-- begin Available data --

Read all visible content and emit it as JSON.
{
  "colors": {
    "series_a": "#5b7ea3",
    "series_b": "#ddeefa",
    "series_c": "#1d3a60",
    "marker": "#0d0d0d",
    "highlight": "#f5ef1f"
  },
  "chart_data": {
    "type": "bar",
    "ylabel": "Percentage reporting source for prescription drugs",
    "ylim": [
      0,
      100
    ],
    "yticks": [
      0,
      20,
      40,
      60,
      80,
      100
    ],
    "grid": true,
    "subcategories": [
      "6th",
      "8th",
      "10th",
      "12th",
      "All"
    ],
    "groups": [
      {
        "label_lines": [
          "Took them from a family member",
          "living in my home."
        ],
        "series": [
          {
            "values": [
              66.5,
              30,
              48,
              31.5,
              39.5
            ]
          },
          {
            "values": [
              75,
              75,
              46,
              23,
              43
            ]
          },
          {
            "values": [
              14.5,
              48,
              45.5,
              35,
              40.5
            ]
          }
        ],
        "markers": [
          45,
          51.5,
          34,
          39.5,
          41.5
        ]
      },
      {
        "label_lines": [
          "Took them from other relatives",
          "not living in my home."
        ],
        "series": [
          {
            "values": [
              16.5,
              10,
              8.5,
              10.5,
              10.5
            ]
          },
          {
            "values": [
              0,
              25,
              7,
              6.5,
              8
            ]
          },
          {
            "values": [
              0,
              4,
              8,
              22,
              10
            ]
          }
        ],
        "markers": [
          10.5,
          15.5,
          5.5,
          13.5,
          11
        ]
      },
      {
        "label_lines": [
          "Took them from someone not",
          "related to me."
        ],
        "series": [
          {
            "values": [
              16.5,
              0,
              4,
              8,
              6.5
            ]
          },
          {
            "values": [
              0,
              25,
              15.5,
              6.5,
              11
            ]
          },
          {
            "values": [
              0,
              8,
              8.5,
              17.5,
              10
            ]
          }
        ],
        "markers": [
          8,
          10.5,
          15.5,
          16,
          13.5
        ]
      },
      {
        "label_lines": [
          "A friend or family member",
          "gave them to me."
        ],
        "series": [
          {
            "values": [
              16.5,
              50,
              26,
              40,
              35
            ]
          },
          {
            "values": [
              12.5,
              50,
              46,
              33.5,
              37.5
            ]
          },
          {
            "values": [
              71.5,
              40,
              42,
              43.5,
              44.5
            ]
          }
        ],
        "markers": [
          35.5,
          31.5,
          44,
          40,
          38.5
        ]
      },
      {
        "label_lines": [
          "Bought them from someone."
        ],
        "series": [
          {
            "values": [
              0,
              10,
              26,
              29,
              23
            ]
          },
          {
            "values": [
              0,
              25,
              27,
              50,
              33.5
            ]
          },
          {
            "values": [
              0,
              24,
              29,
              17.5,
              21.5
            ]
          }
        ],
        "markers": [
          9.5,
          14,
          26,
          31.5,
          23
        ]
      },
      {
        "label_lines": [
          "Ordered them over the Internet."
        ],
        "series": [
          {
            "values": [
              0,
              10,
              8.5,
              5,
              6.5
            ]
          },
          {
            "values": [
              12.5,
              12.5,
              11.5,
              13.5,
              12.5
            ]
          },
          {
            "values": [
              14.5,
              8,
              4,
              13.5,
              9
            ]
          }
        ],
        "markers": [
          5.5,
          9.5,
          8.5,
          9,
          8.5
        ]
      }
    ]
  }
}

-- end Available data --

• Task directions:
All of the data above should be transcribed exactly.

• Expected answer:
Read all visible content and emit it as JSON.
{
  "colors": {
    "series_a": "#5b7ea3",
    "series_b": "#ddeefa",
    "series_c": "#1d3a60",
    "marker": "#0d0d0d",
    "highlight": "#f5ef1f"
  },
  "chart_data": {
    "type": "bar",
    "ylabel": "Percentage reporting source for prescription drugs",
    "ylim": [
      0,
      100
    ],
    "yticks": [
      0,
      20,
      40,
      60,
      80,
      100
    ],
    "grid": true,
    "subcategories": [
      "6th",
      "8th",
      "10th",
      "12th",
      "All"
    ],
    "groups": [
      {
        "label_lines": [
          "Took them from a family member",
          "living in my home."
        ],
        "series": [
          {
            "values": [
              66.5,
              30,
              48,
              31.5,
              39.5
            ]
          },
          {
            "values": [
              75,
              75,
              46,
              23,
              43
            ]
          },
          {
            "values": [
              14.5,
              48,
              45.5,
              35,
              40.5
            ]
          }
        ],
        "markers": [
          45,
          51.5,
          34,
          39.5,
          41.5
        ]
      },
      {
        "label_lines": [
          "Took them from other relatives",
          "not living in my home."
        ],
        "series": [
          {
            "values": [
              16.5,
              10,
              8.5,
              10.5,
              10.5
            ]
          },
          {
            "values": [
              0,
              25,
              7,
              6.5,
              8
            ]
          },
          {
            "values": [
              0,
              4,
              8,
              22,
              10
            ]
          }
        ],
        "markers": [
          10.5,
          15.5,
          5.5,
          13.5,
          11
        ]
      },
      {
        "label_lines": [
          "Took them from someone not",
          "related to me."
        ],
        "series": [
          {
            "values": [
              16.5,
              0,
              4,
              8,
              6.5
            ]
          },
          {
            "values": [
              0,
              25,
              15.5,
              6.5,
              11
            ]
          },
          {
            "values": [
              0,
              8,
              8.5,
              17.5,
              10
            ]
          }
        ],
        "markers": [
          8,
          10.5,
          15.5,
          16,
          13.5
        ]
      },
      {
        "label_lines": [
          "A friend or family member",
          "gave them to me."
        ],
        "series": [
          {
            "values": [
              16.5,
              50,
              26,
              40,
              35
            ]
          },
          {
            "values": [
              12.5,
              50,
              46,
              33.5,
              37.5
            ]
          },
          {
            "values": [
              71.5,
              40,
              42,
              43.5,
              44.5
            ]
          }
        ],
        "markers": [
          35.5,
          31.5,
          44,
          40,
          38.5
        ]
      },
      {
        "label_lines": [
          "Bought them from someone."
        ],
        "series": [
          {
            "values": [
              0,
              10,
              26,
              29,
              23
            ]
          },
          {
            "values": [
              0,
              25,
              27,
              50,
              33.5
            ]
          },
          {
            "values": [
              0,
              24,
              29,
              17.5,
              21.5
            ]
          }
        ],
        "markers": [
          9.5,
          14,
          26,
          31.5,
          23
        ]
      },
      {
        "label_lines": [
          "Ordered them over the Internet."
        ],
        "series": [
          {
            "values": [
              0,
              10,
              8.5,
              5,
              6.5
            ]
          },
          {
            "values": [
              12.5,
              12.5,
              11.5,
              13.5,
              12.5
            ]
          },
          {
            "values": [
              14.5,
              8,
              4,
              13.5,
              9
            ]
          }
        ],
        "markers": [
          5.5,
          9.5,
          8.5,
          9,
          8.5
        ]
      }
    ]
  }
}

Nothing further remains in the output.